━━ Record set

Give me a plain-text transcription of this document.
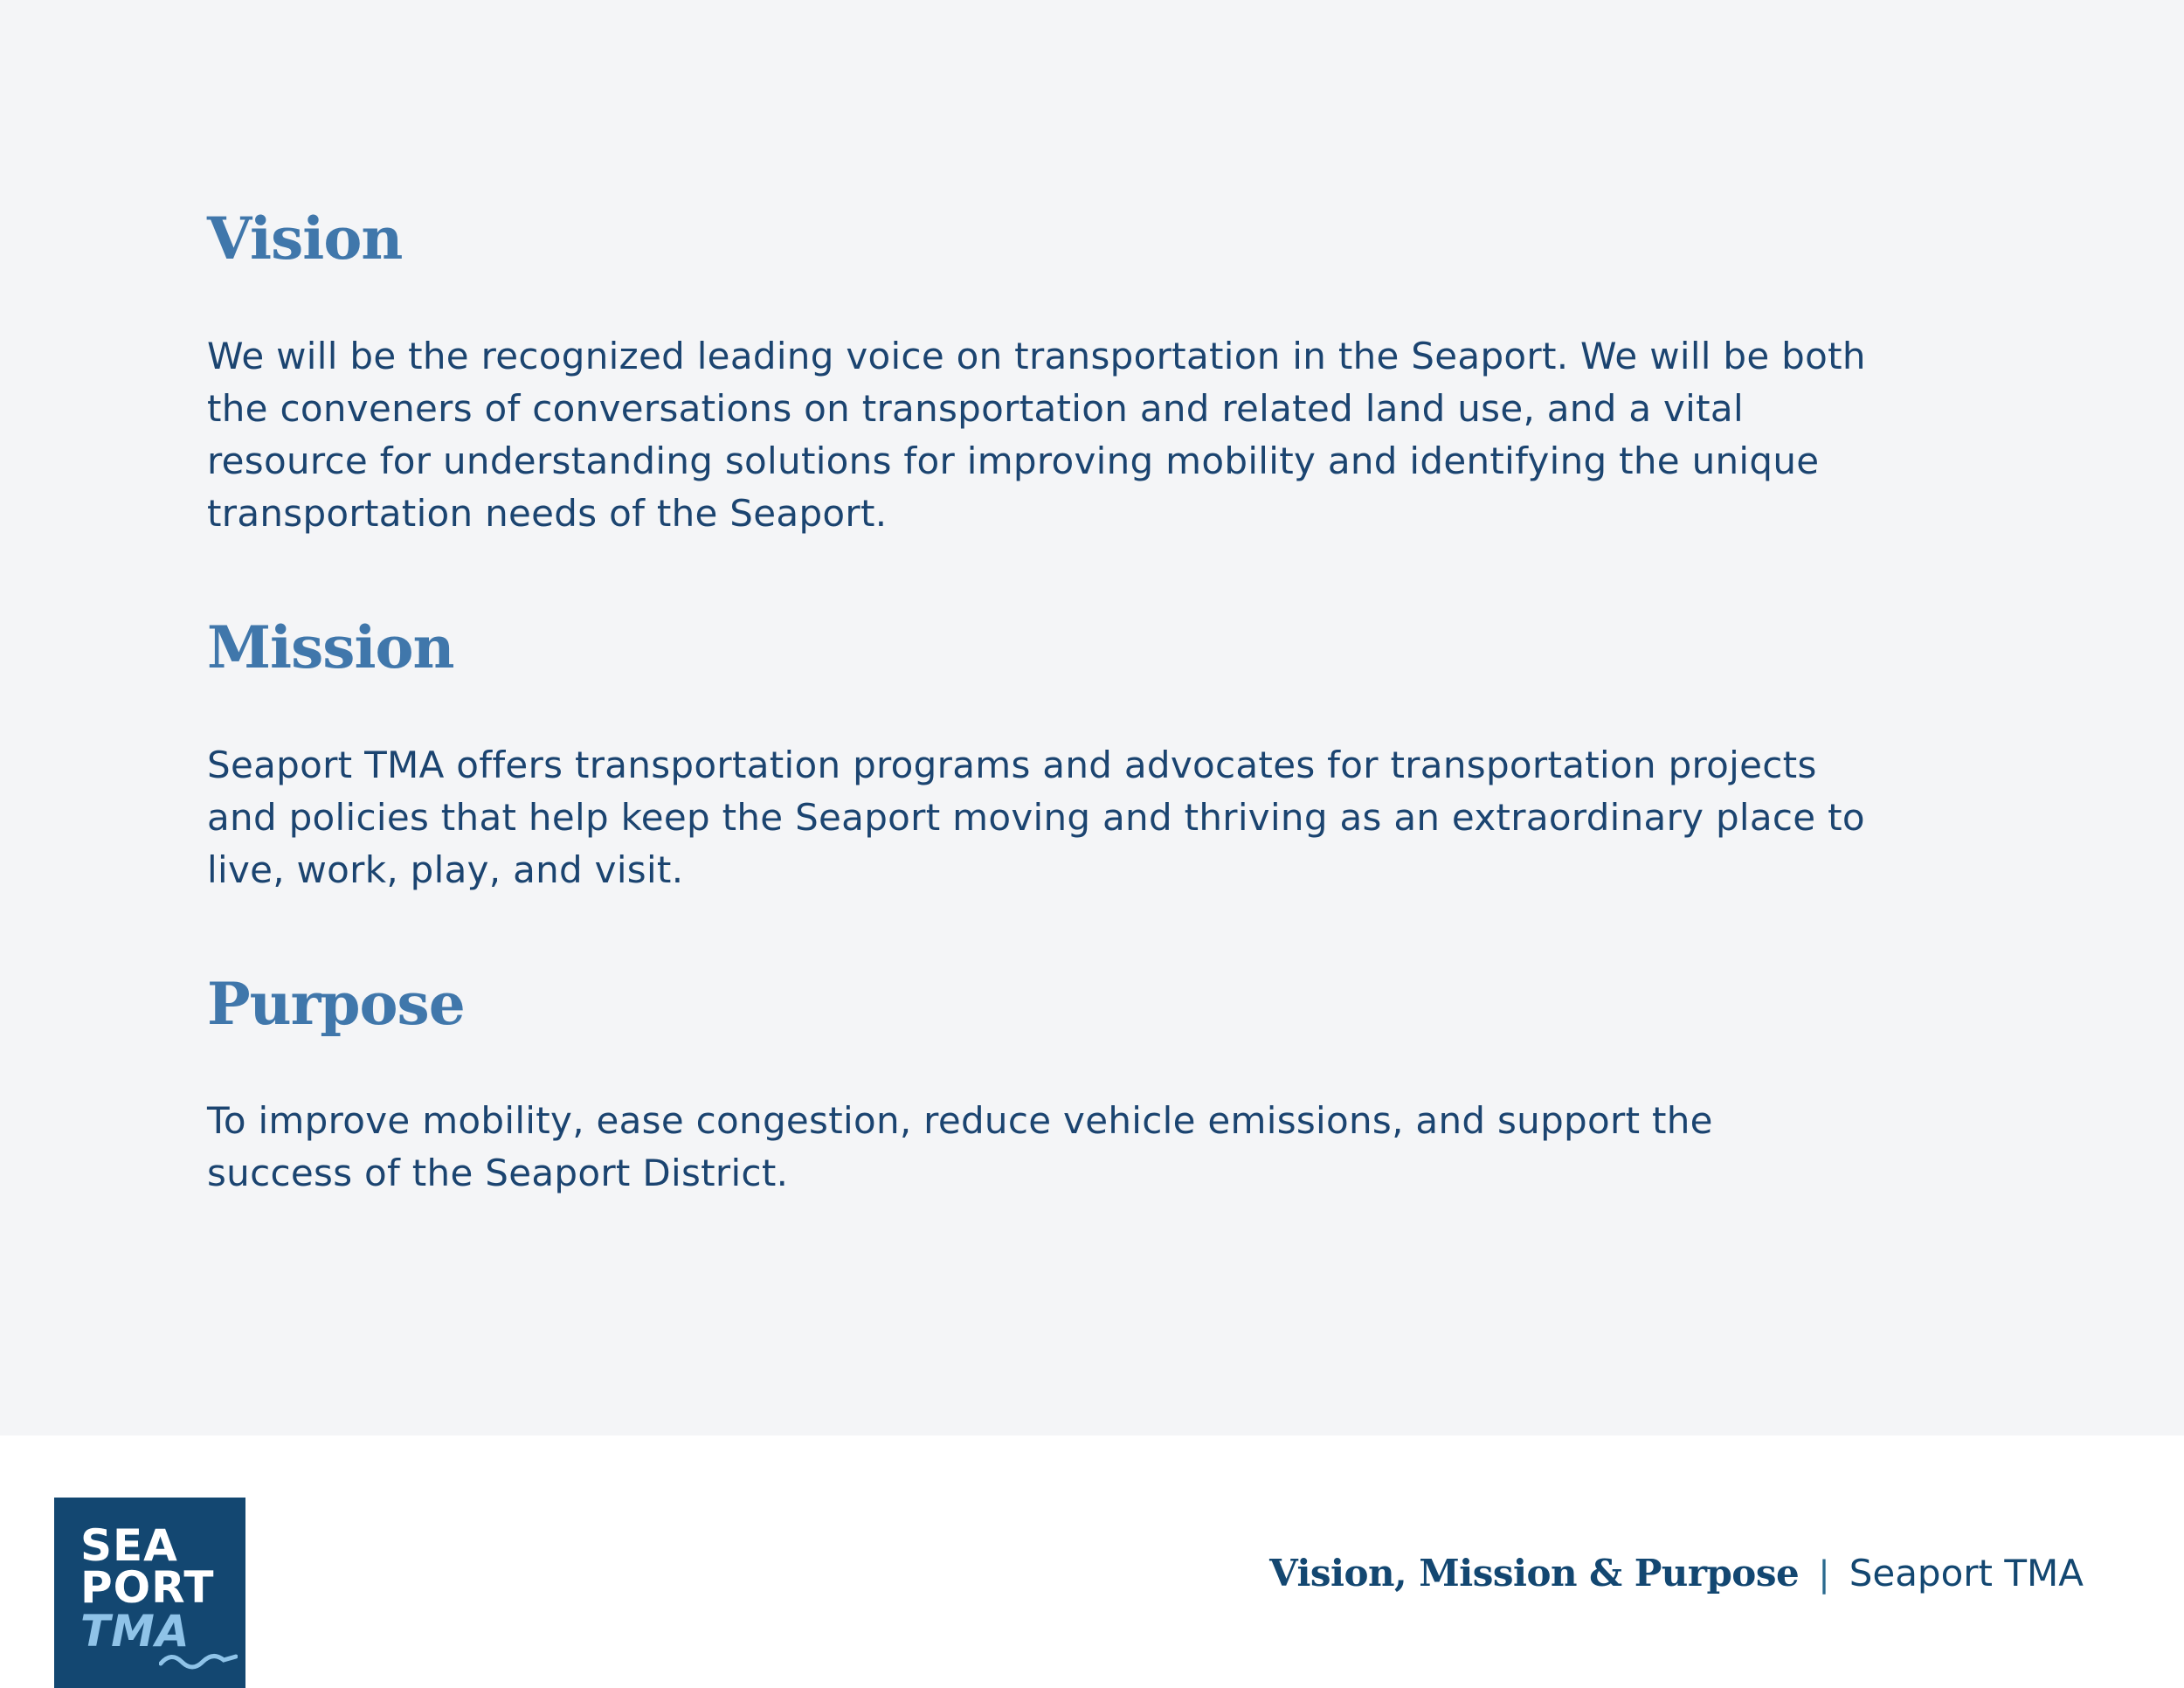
Vision

We will be the recognized leading voice on transportation in the Seaport. We will be both the conveners of conversations on transportation and related land use, and a vital resource for understanding solutions for improving mobility and identifying the unique transportation needs of the Seaport.

Mission

Seaport TMA offers transportation programs and advocates for transportation projects and policies that help keep the Seaport moving and thriving as an extraordinary place to live, work, play, and visit.

Purpose

To improve mobility, ease congestion, reduce vehicle emissions, and support the success of the Seaport District.

SEA
PORT
TMA
Vision, Mission & Purpose | Seaport TMA
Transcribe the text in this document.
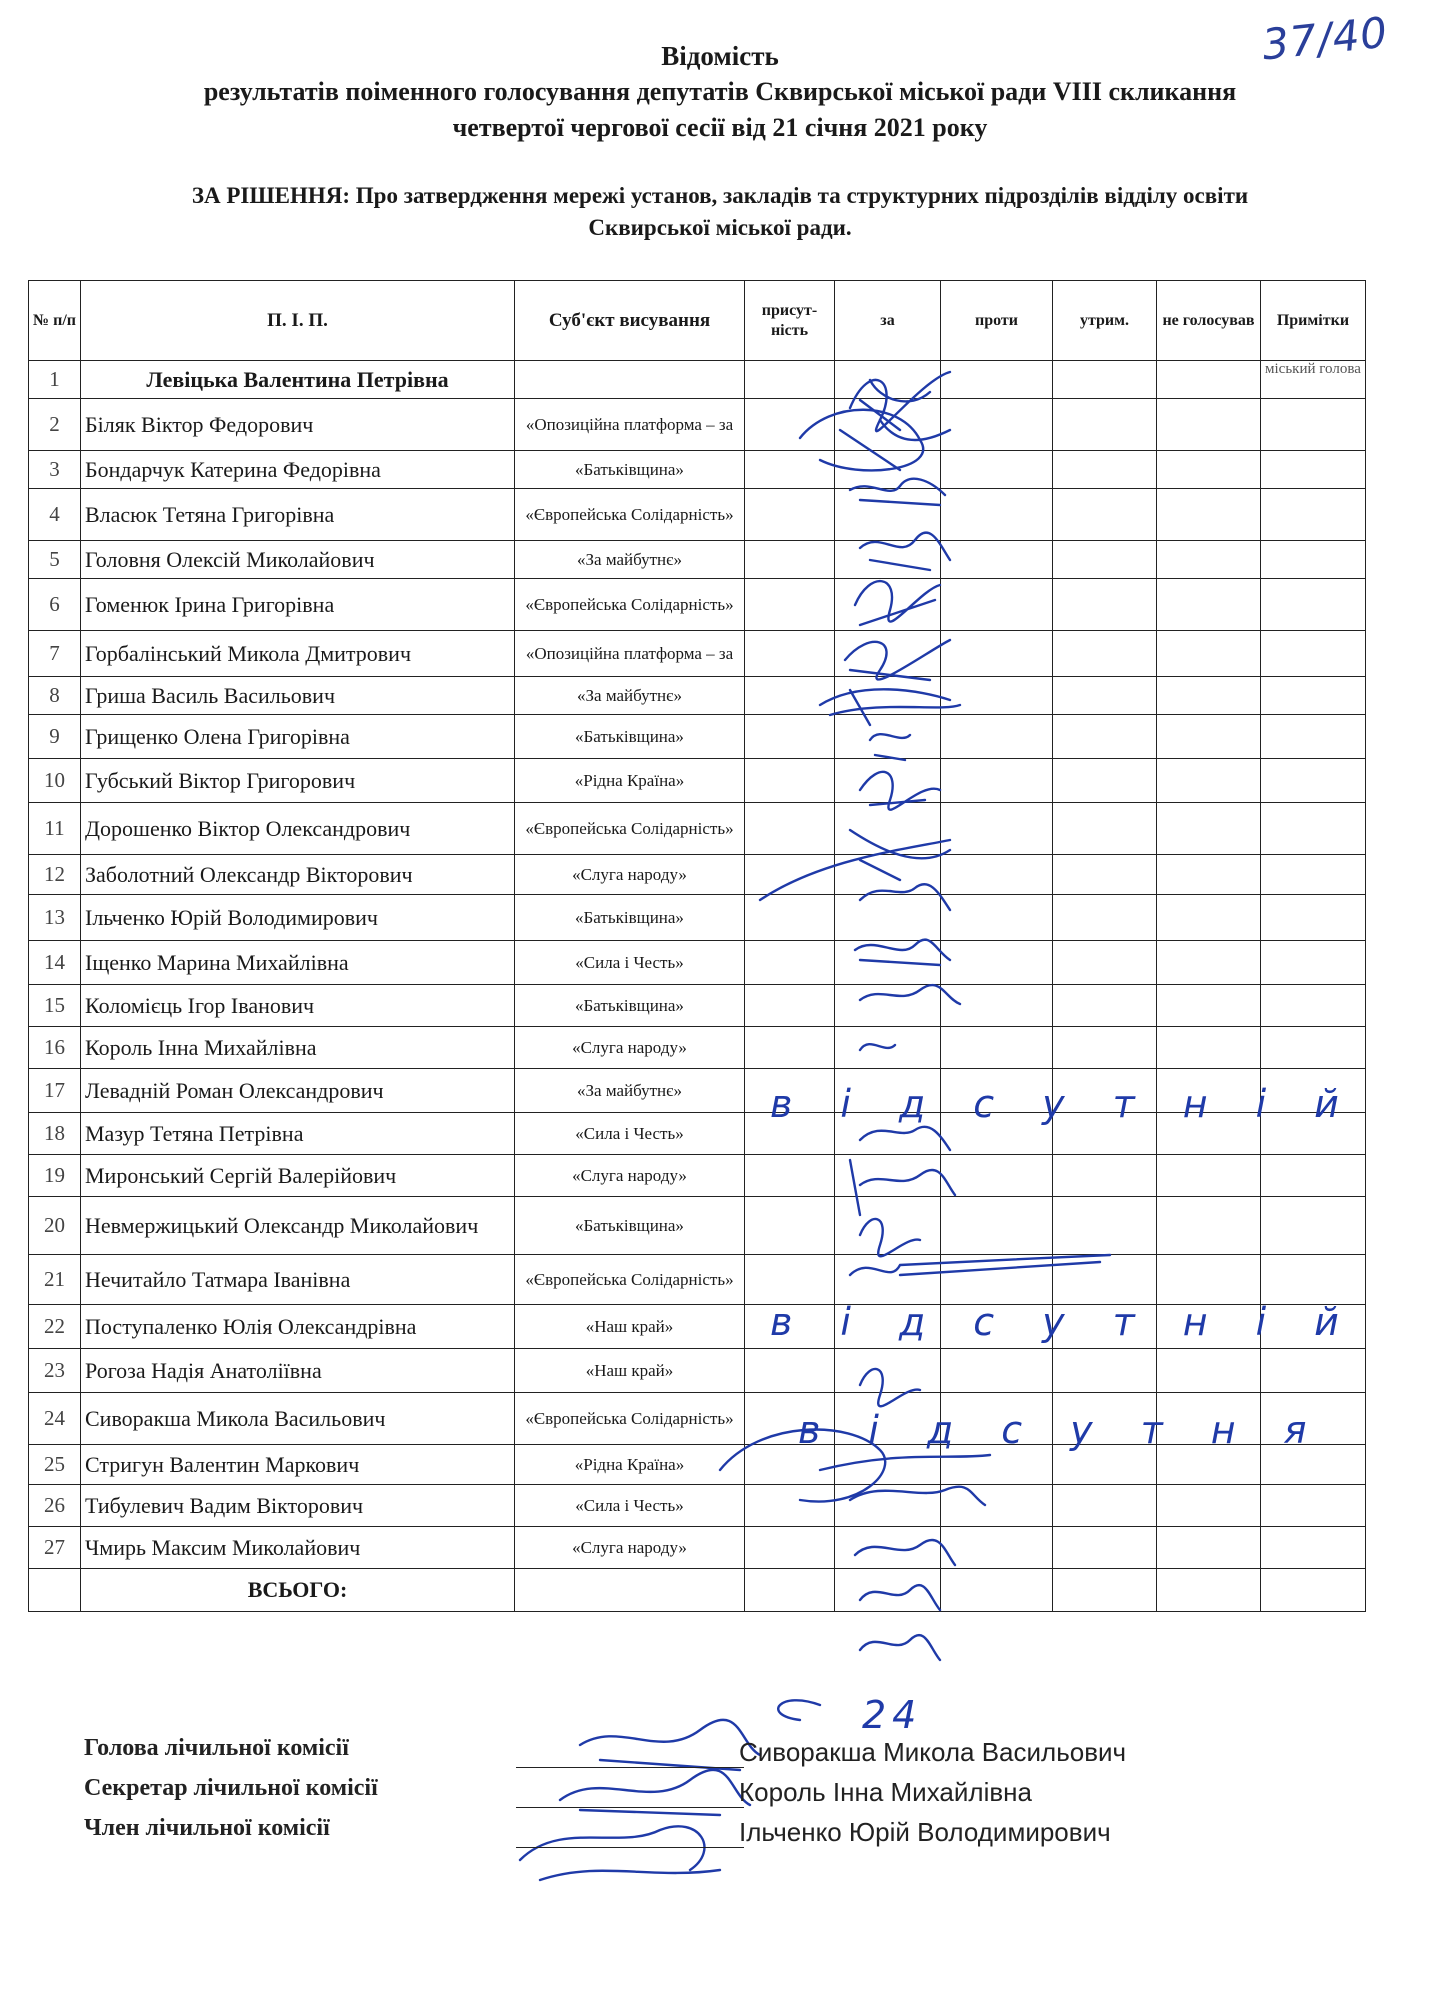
37/40
Відомість
результатів поіменного голосування депутатів Сквирської міської ради VIII скликання
четвертої чергової сесії від 21 січня 2021 року
ЗА РІШЕННЯ: Про затвердження мережі установ, закладів та структурних підрозділів відділу освіти
Сквирської міської ради.
№ п/п	П. І. П.	Суб'єкт висування	присут-ність	за	проти	утрим.	не голосував	Примітки
1	Левіцька Валентина Петрівна							міський голова
2	Біляк Віктор Федорович	«Опозиційна платформа – за						
3	Бондарчук Катерина Федорівна	«Батьківщина»						
4	Власюк Тетяна Григорівна	«Європейська Солідарність»						
5	Головня Олексій Миколайович	«За майбутнє»						
6	Гоменюк Ірина Григорівна	«Європейська Солідарність»						
7	Горбалінський Микола Дмитрович	«Опозиційна платформа – за						
8	Гриша Василь Васильович	«За майбутнє»						
9	Грищенко Олена Григорівна	«Батьківщина»						
10	Губський Віктор Григорович	«Рідна Країна»						
11	Дорошенко Віктор Олександрович	«Європейська Солідарність»						
12	Заболотний Олександр Вікторович	«Слуга народу»						
13	Ільченко Юрій Володимирович	«Батьківщина»						
14	Іщенко Марина Михайлівна	«Сила і Честь»						
15	Коломієць Ігор Іванович	«Батьківщина»						
16	Король Інна Михайлівна	«Слуга народу»						
17	Левадній Роман Олександрович	«За майбутнє»						
18	Мазур Тетяна Петрівна	«Сила і Честь»						
19	Миронський Сергій Валерійович	«Слуга народу»						
20	Невмержицький Олександр Миколайович	«Батьківщина»						
21	Нечитайло Татмара Іванівна	«Європейська Солідарність»						
22	Поступаленко Юлія Олександрівна	«Наш край»						
23	Рогоза Надія Анатоліївна	«Наш край»						
24	Сиворакша Микола Васильович	«Європейська Солідарність»						
25	Стригун Валентин Маркович	«Рідна Країна»						
26	Тибулевич Вадим Вікторович	«Сила і Честь»						
27	Чмирь Максим Миколайович	«Слуга народу»						
	ВСЬОГО:							
відсутній
відсутній
відсутня
24
Голова лічильної комісії	Сиворакша Микола Васильович
Секретар лічильної комісії	Король Інна Михайлівна
Член лічильної комісії	Ільченко Юрій Володимирович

━━━━

_Exercise_
Set every line down exactly as written, leaving each picture out.

_Complete answer_
Give me a plain-text transcription of this document.
Vision

We will be the recognized leading voice on transportation in the Seaport. We will be both the conveners of conversations on transportation and related land use, and a vital resource for understanding solutions for improving mobility and identifying the unique transportation needs of the Seaport.

Mission

Seaport TMA offers transportation programs and advocates for transportation projects and policies that help keep the Seaport moving and thriving as an extraordinary place to live, work, play, and visit.

Purpose

To improve mobility, ease congestion, reduce vehicle emissions, and support the success of the Seaport District.

SEA
PORT
TMA
Vision, Mission & Purpose | Seaport TMA
Transcribe the text in this document.
37/40
Відомість
результатів поіменного голосування депутатів Сквирської міської ради VIII скликання
четвертої чергової сесії від 21 січня 2021 року
ЗА РІШЕННЯ: Про затвердження мережі установ, закладів та структурних підрозділів відділу освіти
Сквирської міської ради.
№ п/п	П. І. П.	Суб'єкт висування	присут-ність	за	проти	утрим.	не голосував	Примітки
1	Левіцька Валентина Петрівна							міський голова
2	Біляк Віктор Федорович	«Опозиційна платформа – за						
3	Бондарчук Катерина Федорівна	«Батьківщина»						
4	Власюк Тетяна Григорівна	«Європейська Солідарність»						
5	Головня Олексій Миколайович	«За майбутнє»						
6	Гоменюк Ірина Григорівна	«Європейська Солідарність»						
7	Горбалінський Микола Дмитрович	«Опозиційна платформа – за						
8	Гриша Василь Васильович	«За майбутнє»						
9	Грищенко Олена Григорівна	«Батьківщина»						
10	Губський Віктор Григорович	«Рідна Країна»						
11	Дорошенко Віктор Олександрович	«Європейська Солідарність»						
12	Заболотний Олександр Вікторович	«Слуга народу»						
13	Ільченко Юрій Володимирович	«Батьківщина»						
14	Іщенко Марина Михайлівна	«Сила і Честь»						
15	Коломієць Ігор Іванович	«Батьківщина»						
16	Король Інна Михайлівна	«Слуга народу»						
17	Левадній Роман Олександрович	«За майбутнє»						
18	Мазур Тетяна Петрівна	«Сила і Честь»						
19	Миронський Сергій Валерійович	«Слуга народу»						
20	Невмержицький Олександр Миколайович	«Батьківщина»						
21	Нечитайло Татмара Іванівна	«Європейська Солідарність»						
22	Поступаленко Юлія Олександрівна	«Наш край»						
23	Рогоза Надія Анатоліївна	«Наш край»						
24	Сиворакша Микола Васильович	«Європейська Солідарність»						
25	Стригун Валентин Маркович	«Рідна Країна»						
26	Тибулевич Вадим Вікторович	«Сила і Честь»						
27	Чмирь Максим Миколайович	«Слуга народу»						
	ВСЬОГО:							
відсутній
відсутній
відсутня
24
Голова лічильної комісії	Сиворакша Микола Васильович
Секретар лічильної комісії	Король Інна Михайлівна
Член лічильної комісії	Ільченко Юрій Володимирович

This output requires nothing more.